[WHAT TO WORK ON] Return the data exactly, with all pictures removed.

* start RECORDS FOR THE EXERCISE *

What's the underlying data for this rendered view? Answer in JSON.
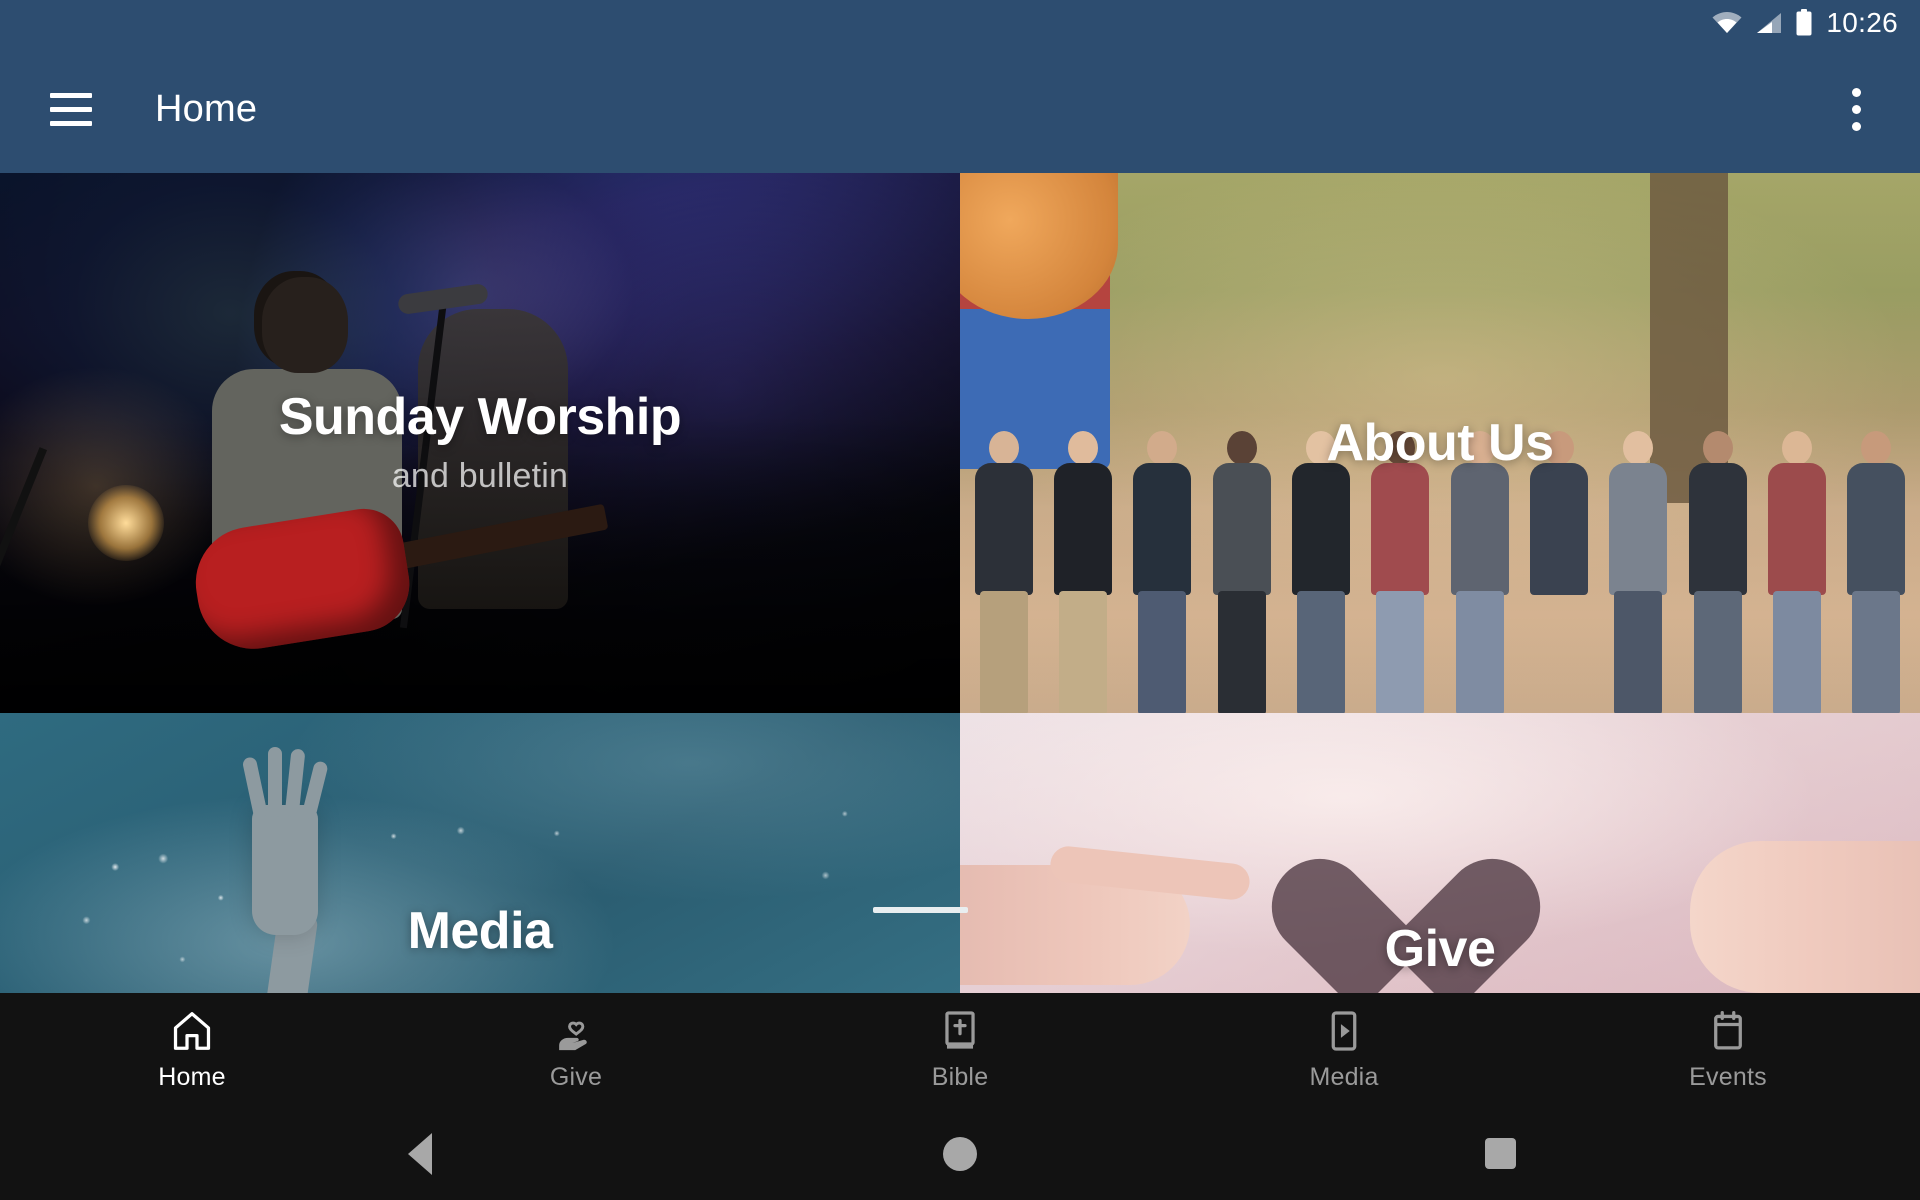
{
  "status_bar": {
    "time": "10:26",
    "icons": [
      "wifi-icon",
      "cellular-signal-icon",
      "battery-icon"
    ]
  },
  "app_bar": {
    "menu_icon": "hamburger-menu-icon",
    "title": "Home",
    "overflow_icon": "more-vertical-icon"
  },
  "tiles": [
    {
      "id": "sunday-worship",
      "title": "Sunday Worship",
      "subtitle": "and bulletin",
      "image_description": "worship band on stage with blue lighting",
      "accent": "#2a56b8"
    },
    {
      "id": "about-us",
      "title": "About Us",
      "subtitle": "",
      "image_description": "group of people outdoors linking arms",
      "accent": "#c7ab8b"
    },
    {
      "id": "media",
      "title": "Media",
      "subtitle": "",
      "image_description": "raised hand in teal smoke",
      "accent": "#2f6b80"
    },
    {
      "id": "give",
      "title": "Give",
      "subtitle": "",
      "image_description": "hands holding a paper heart",
      "accent": "#e0c4c9"
    }
  ],
  "tab_bar": {
    "items": [
      {
        "label": "Home",
        "icon": "home-icon",
        "active": true
      },
      {
        "label": "Give",
        "icon": "give-heart-hand-icon",
        "active": false
      },
      {
        "label": "Bible",
        "icon": "bible-book-icon",
        "active": false
      },
      {
        "label": "Media",
        "icon": "media-play-icon",
        "active": false
      },
      {
        "label": "Events",
        "icon": "calendar-icon",
        "active": false
      }
    ],
    "active_color": "#ffffff",
    "inactive_color": "#9a9a9a",
    "background": "#121212"
  },
  "system_nav": {
    "back": "back-triangle-icon",
    "home": "home-circle-icon",
    "recents": "recents-square-icon"
  },
  "theme": {
    "app_bar_color": "#2d4d70",
    "status_bar_color": "#2d4d70",
    "nav_background": "#121212"
  }
}
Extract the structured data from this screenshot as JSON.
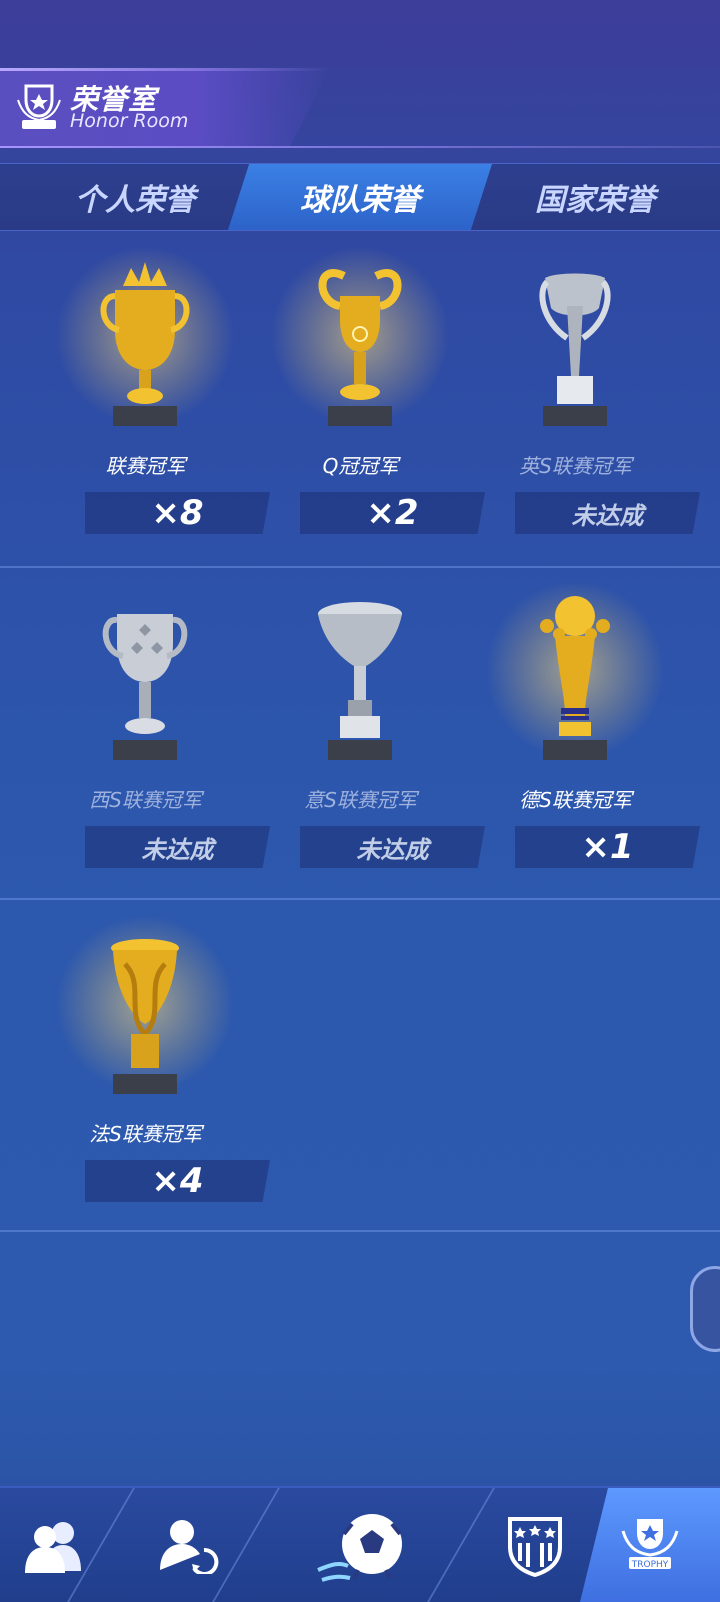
{
  "header": {
    "title_cn": "荣誉室",
    "title_en": "Honor Room",
    "badge_text": "TROPHY"
  },
  "tabs": [
    {
      "label": "个人荣誉",
      "active": false
    },
    {
      "label": "球队荣誉",
      "active": true
    },
    {
      "label": "国家荣誉",
      "active": false
    }
  ],
  "trophies": [
    {
      "name": "联赛冠军",
      "count": "×8",
      "achieved": true,
      "icon": "crown-trophy-icon"
    },
    {
      "name": "Q冠冠军",
      "count": "×2",
      "achieved": true,
      "icon": "big-ears-trophy-icon"
    },
    {
      "name": "英S联赛冠军",
      "count": "未达成",
      "achieved": false,
      "icon": "winged-trophy-icon"
    },
    {
      "name": "西S联赛冠军",
      "count": "未达成",
      "achieved": false,
      "icon": "silver-cup-icon"
    },
    {
      "name": "意S联赛冠军",
      "count": "未达成",
      "achieved": false,
      "icon": "funnel-trophy-icon"
    },
    {
      "name": "德S联赛冠军",
      "count": "×1",
      "achieved": true,
      "icon": "ball-trophy-icon"
    },
    {
      "name": "法S联赛冠军",
      "count": "×4",
      "achieved": true,
      "icon": "twisted-trophy-icon"
    }
  ],
  "bottom_nav": [
    {
      "icon": "team-icon"
    },
    {
      "icon": "transfer-icon"
    },
    {
      "icon": "soccer-ball-icon"
    },
    {
      "icon": "club-crest-icon"
    },
    {
      "icon": "trophy-badge-icon",
      "active": true
    }
  ],
  "colors": {
    "gold": "#f2c230",
    "silver": "#c9ced6",
    "accent": "#3b80e5"
  }
}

* end RECORDS FOR THE EXERCISE *

[REPLY]
What's the underlying data for this rendered view? Answer in JSON.
{
  "status_bar": {
    "time": "10:26",
    "icons": [
      "wifi-icon",
      "cellular-signal-icon",
      "battery-icon"
    ]
  },
  "app_bar": {
    "menu_icon": "hamburger-menu-icon",
    "title": "Home",
    "overflow_icon": "more-vertical-icon"
  },
  "tiles": [
    {
      "id": "sunday-worship",
      "title": "Sunday Worship",
      "subtitle": "and bulletin",
      "image_description": "worship band on stage with blue lighting",
      "accent": "#2a56b8"
    },
    {
      "id": "about-us",
      "title": "About Us",
      "subtitle": "",
      "image_description": "group of people outdoors linking arms",
      "accent": "#c7ab8b"
    },
    {
      "id": "media",
      "title": "Media",
      "subtitle": "",
      "image_description": "raised hand in teal smoke",
      "accent": "#2f6b80"
    },
    {
      "id": "give",
      "title": "Give",
      "subtitle": "",
      "image_description": "hands holding a paper heart",
      "accent": "#e0c4c9"
    }
  ],
  "tab_bar": {
    "items": [
      {
        "label": "Home",
        "icon": "home-icon",
        "active": true
      },
      {
        "label": "Give",
        "icon": "give-heart-hand-icon",
        "active": false
      },
      {
        "label": "Bible",
        "icon": "bible-book-icon",
        "active": false
      },
      {
        "label": "Media",
        "icon": "media-play-icon",
        "active": false
      },
      {
        "label": "Events",
        "icon": "calendar-icon",
        "active": false
      }
    ],
    "active_color": "#ffffff",
    "inactive_color": "#9a9a9a",
    "background": "#121212"
  },
  "system_nav": {
    "back": "back-triangle-icon",
    "home": "home-circle-icon",
    "recents": "recents-square-icon"
  },
  "theme": {
    "app_bar_color": "#2d4d70",
    "status_bar_color": "#2d4d70",
    "nav_background": "#121212"
  }
}
Extract the structured data from this screenshot as JSON.
{
  "header": {
    "title_cn": "荣誉室",
    "title_en": "Honor Room",
    "badge_text": "TROPHY"
  },
  "tabs": [
    {
      "label": "个人荣誉",
      "active": false
    },
    {
      "label": "球队荣誉",
      "active": true
    },
    {
      "label": "国家荣誉",
      "active": false
    }
  ],
  "trophies": [
    {
      "name": "联赛冠军",
      "count": "×8",
      "achieved": true,
      "icon": "crown-trophy-icon"
    },
    {
      "name": "Q冠冠军",
      "count": "×2",
      "achieved": true,
      "icon": "big-ears-trophy-icon"
    },
    {
      "name": "英S联赛冠军",
      "count": "未达成",
      "achieved": false,
      "icon": "winged-trophy-icon"
    },
    {
      "name": "西S联赛冠军",
      "count": "未达成",
      "achieved": false,
      "icon": "silver-cup-icon"
    },
    {
      "name": "意S联赛冠军",
      "count": "未达成",
      "achieved": false,
      "icon": "funnel-trophy-icon"
    },
    {
      "name": "德S联赛冠军",
      "count": "×1",
      "achieved": true,
      "icon": "ball-trophy-icon"
    },
    {
      "name": "法S联赛冠军",
      "count": "×4",
      "achieved": true,
      "icon": "twisted-trophy-icon"
    }
  ],
  "bottom_nav": [
    {
      "icon": "team-icon"
    },
    {
      "icon": "transfer-icon"
    },
    {
      "icon": "soccer-ball-icon"
    },
    {
      "icon": "club-crest-icon"
    },
    {
      "icon": "trophy-badge-icon",
      "active": true
    }
  ],
  "colors": {
    "gold": "#f2c230",
    "silver": "#c9ced6",
    "accent": "#3b80e5"
  }
}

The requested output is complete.